**Task goal:**
Set down each entry from the block beneath, exactly as written.

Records
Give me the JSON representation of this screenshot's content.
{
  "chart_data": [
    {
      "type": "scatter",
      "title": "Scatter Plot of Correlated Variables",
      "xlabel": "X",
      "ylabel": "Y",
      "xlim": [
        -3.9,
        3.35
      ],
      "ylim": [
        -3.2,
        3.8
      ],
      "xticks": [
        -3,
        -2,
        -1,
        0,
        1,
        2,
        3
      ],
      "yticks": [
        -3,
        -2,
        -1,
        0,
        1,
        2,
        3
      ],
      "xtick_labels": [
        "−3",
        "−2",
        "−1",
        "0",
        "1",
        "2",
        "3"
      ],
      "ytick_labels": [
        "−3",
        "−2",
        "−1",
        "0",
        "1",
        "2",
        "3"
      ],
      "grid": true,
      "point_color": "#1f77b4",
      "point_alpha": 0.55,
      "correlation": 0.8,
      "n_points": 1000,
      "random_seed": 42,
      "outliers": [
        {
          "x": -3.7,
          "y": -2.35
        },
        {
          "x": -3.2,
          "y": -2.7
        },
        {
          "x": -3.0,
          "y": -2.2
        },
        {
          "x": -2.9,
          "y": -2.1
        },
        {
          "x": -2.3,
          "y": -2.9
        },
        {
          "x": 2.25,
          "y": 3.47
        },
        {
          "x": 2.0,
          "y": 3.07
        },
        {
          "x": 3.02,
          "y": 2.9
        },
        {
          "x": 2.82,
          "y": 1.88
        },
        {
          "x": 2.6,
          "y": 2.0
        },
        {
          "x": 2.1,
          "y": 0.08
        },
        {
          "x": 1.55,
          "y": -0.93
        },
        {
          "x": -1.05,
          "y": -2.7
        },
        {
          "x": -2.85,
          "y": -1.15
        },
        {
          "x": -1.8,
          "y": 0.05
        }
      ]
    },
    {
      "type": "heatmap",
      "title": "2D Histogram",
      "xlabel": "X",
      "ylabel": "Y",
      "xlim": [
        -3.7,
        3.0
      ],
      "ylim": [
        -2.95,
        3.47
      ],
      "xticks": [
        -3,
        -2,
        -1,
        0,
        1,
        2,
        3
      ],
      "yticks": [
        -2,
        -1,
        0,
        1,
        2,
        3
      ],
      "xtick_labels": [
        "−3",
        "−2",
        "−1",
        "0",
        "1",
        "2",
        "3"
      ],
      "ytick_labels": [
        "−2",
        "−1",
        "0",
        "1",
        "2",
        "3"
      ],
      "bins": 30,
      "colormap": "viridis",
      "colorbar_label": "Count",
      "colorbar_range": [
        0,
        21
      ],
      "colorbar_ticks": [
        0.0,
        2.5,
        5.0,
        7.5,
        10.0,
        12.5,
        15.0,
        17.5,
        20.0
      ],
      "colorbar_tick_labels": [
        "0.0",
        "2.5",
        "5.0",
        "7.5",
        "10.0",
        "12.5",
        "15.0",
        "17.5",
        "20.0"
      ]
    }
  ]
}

**Result of this task:**
Give me the JSON representation of this screenshot's content.
{
  "chart_data": [
    {
      "type": "scatter",
      "title": "Scatter Plot of Correlated Variables",
      "xlabel": "X",
      "ylabel": "Y",
      "xlim": [
        -3.9,
        3.35
      ],
      "ylim": [
        -3.2,
        3.8
      ],
      "xticks": [
        -3,
        -2,
        -1,
        0,
        1,
        2,
        3
      ],
      "yticks": [
        -3,
        -2,
        -1,
        0,
        1,
        2,
        3
      ],
      "xtick_labels": [
        "−3",
        "−2",
        "−1",
        "0",
        "1",
        "2",
        "3"
      ],
      "ytick_labels": [
        "−3",
        "−2",
        "−1",
        "0",
        "1",
        "2",
        "3"
      ],
      "grid": true,
      "point_color": "#1f77b4",
      "point_alpha": 0.55,
      "correlation": 0.8,
      "n_points": 1000,
      "random_seed": 42,
      "outliers": [
        {
          "x": -3.7,
          "y": -2.35
        },
        {
          "x": -3.2,
          "y": -2.7
        },
        {
          "x": -3.0,
          "y": -2.2
        },
        {
          "x": -2.9,
          "y": -2.1
        },
        {
          "x": -2.3,
          "y": -2.9
        },
        {
          "x": 2.25,
          "y": 3.47
        },
        {
          "x": 2.0,
          "y": 3.07
        },
        {
          "x": 3.02,
          "y": 2.9
        },
        {
          "x": 2.82,
          "y": 1.88
        },
        {
          "x": 2.6,
          "y": 2.0
        },
        {
          "x": 2.1,
          "y": 0.08
        },
        {
          "x": 1.55,
          "y": -0.93
        },
        {
          "x": -1.05,
          "y": -2.7
        },
        {
          "x": -2.85,
          "y": -1.15
        },
        {
          "x": -1.8,
          "y": 0.05
        }
      ]
    },
    {
      "type": "heatmap",
      "title": "2D Histogram",
      "xlabel": "X",
      "ylabel": "Y",
      "xlim": [
        -3.7,
        3.0
      ],
      "ylim": [
        -2.95,
        3.47
      ],
      "xticks": [
        -3,
        -2,
        -1,
        0,
        1,
        2,
        3
      ],
      "yticks": [
        -2,
        -1,
        0,
        1,
        2,
        3
      ],
      "xtick_labels": [
        "−3",
        "−2",
        "−1",
        "0",
        "1",
        "2",
        "3"
      ],
      "ytick_labels": [
        "−2",
        "−1",
        "0",
        "1",
        "2",
        "3"
      ],
      "bins": 30,
      "colormap": "viridis",
      "colorbar_label": "Count",
      "colorbar_range": [
        0,
        21
      ],
      "colorbar_ticks": [
        0.0,
        2.5,
        5.0,
        7.5,
        10.0,
        12.5,
        15.0,
        17.5,
        20.0
      ],
      "colorbar_tick_labels": [
        "0.0",
        "2.5",
        "5.0",
        "7.5",
        "10.0",
        "12.5",
        "15.0",
        "17.5",
        "20.0"
      ]
    }
  ]
}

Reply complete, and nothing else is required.